# REQUIRED WORK
Each entry must be given again exactly; images do not belong in the copy.

# Records that describe figures
========

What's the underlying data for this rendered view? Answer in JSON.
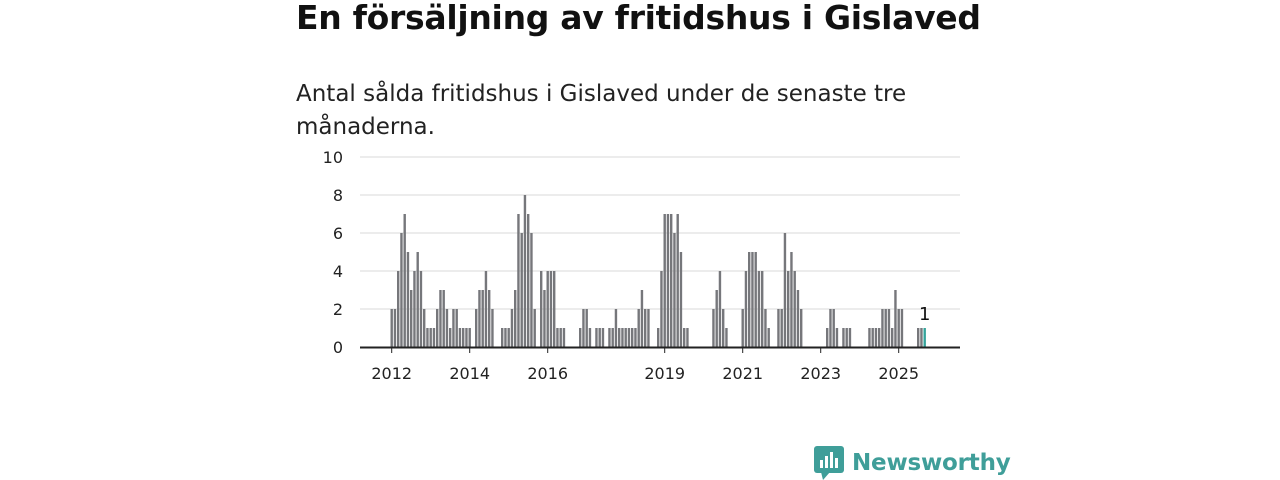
{
  "header": {
    "title": "En försäljning av fritidshus i Gislaved",
    "subtitle": "Antal sålda fritidshus i Gislaved under de senaste tre månaderna."
  },
  "brand": {
    "name": "Newsworthy",
    "icon": "newsworthy-logo-icon",
    "color": "#3f9e99"
  },
  "chart_data": {
    "type": "bar",
    "x_start": "2012-01",
    "x_interval": "month",
    "ylim": [
      0,
      10
    ],
    "yticks": [
      0,
      2,
      4,
      6,
      8,
      10
    ],
    "xtick_labels": [
      "2012",
      "2014",
      "2016",
      "2019",
      "2021",
      "2023",
      "2025"
    ],
    "grid": true,
    "bar_color": "#76777b",
    "highlight_color": "#34a39b",
    "highlight_label": "1",
    "values": [
      2,
      2,
      4,
      6,
      7,
      5,
      3,
      4,
      5,
      4,
      2,
      1,
      1,
      1,
      2,
      3,
      3,
      2,
      1,
      2,
      2,
      1,
      1,
      1,
      1,
      0,
      2,
      3,
      3,
      4,
      3,
      2,
      0,
      0,
      1,
      1,
      1,
      2,
      3,
      7,
      6,
      8,
      7,
      6,
      2,
      0,
      4,
      3,
      4,
      4,
      4,
      1,
      1,
      1,
      0,
      0,
      0,
      0,
      1,
      2,
      2,
      1,
      0,
      1,
      1,
      1,
      0,
      1,
      1,
      2,
      1,
      1,
      1,
      1,
      1,
      1,
      2,
      3,
      2,
      2,
      0,
      0,
      1,
      4,
      7,
      7,
      7,
      6,
      7,
      5,
      1,
      1,
      0,
      0,
      0,
      0,
      0,
      0,
      0,
      2,
      3,
      4,
      2,
      1,
      0,
      0,
      0,
      0,
      2,
      4,
      5,
      5,
      5,
      4,
      4,
      2,
      1,
      0,
      0,
      2,
      2,
      6,
      4,
      5,
      4,
      3,
      2,
      0,
      0,
      0,
      0,
      0,
      0,
      0,
      1,
      2,
      2,
      1,
      0,
      1,
      1,
      1,
      0,
      0,
      0,
      0,
      0,
      1,
      1,
      1,
      1,
      2,
      2,
      2,
      1,
      3,
      2,
      2,
      0,
      0,
      0,
      0,
      1,
      1,
      1
    ]
  }
}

========

# EXERCISE RESPONSE
What's the underlying data for this rendered view? Answer in JSON.
{
  "header": {
    "title": "En försäljning av fritidshus i Gislaved",
    "subtitle": "Antal sålda fritidshus i Gislaved under de senaste tre månaderna."
  },
  "brand": {
    "name": "Newsworthy",
    "icon": "newsworthy-logo-icon",
    "color": "#3f9e99"
  },
  "chart_data": {
    "type": "bar",
    "x_start": "2012-01",
    "x_interval": "month",
    "ylim": [
      0,
      10
    ],
    "yticks": [
      0,
      2,
      4,
      6,
      8,
      10
    ],
    "xtick_labels": [
      "2012",
      "2014",
      "2016",
      "2019",
      "2021",
      "2023",
      "2025"
    ],
    "grid": true,
    "bar_color": "#76777b",
    "highlight_color": "#34a39b",
    "highlight_label": "1",
    "values": [
      2,
      2,
      4,
      6,
      7,
      5,
      3,
      4,
      5,
      4,
      2,
      1,
      1,
      1,
      2,
      3,
      3,
      2,
      1,
      2,
      2,
      1,
      1,
      1,
      1,
      0,
      2,
      3,
      3,
      4,
      3,
      2,
      0,
      0,
      1,
      1,
      1,
      2,
      3,
      7,
      6,
      8,
      7,
      6,
      2,
      0,
      4,
      3,
      4,
      4,
      4,
      1,
      1,
      1,
      0,
      0,
      0,
      0,
      1,
      2,
      2,
      1,
      0,
      1,
      1,
      1,
      0,
      1,
      1,
      2,
      1,
      1,
      1,
      1,
      1,
      1,
      2,
      3,
      2,
      2,
      0,
      0,
      1,
      4,
      7,
      7,
      7,
      6,
      7,
      5,
      1,
      1,
      0,
      0,
      0,
      0,
      0,
      0,
      0,
      2,
      3,
      4,
      2,
      1,
      0,
      0,
      0,
      0,
      2,
      4,
      5,
      5,
      5,
      4,
      4,
      2,
      1,
      0,
      0,
      2,
      2,
      6,
      4,
      5,
      4,
      3,
      2,
      0,
      0,
      0,
      0,
      0,
      0,
      0,
      1,
      2,
      2,
      1,
      0,
      1,
      1,
      1,
      0,
      0,
      0,
      0,
      0,
      1,
      1,
      1,
      1,
      2,
      2,
      2,
      1,
      3,
      2,
      2,
      0,
      0,
      0,
      0,
      1,
      1,
      1
    ]
  }
}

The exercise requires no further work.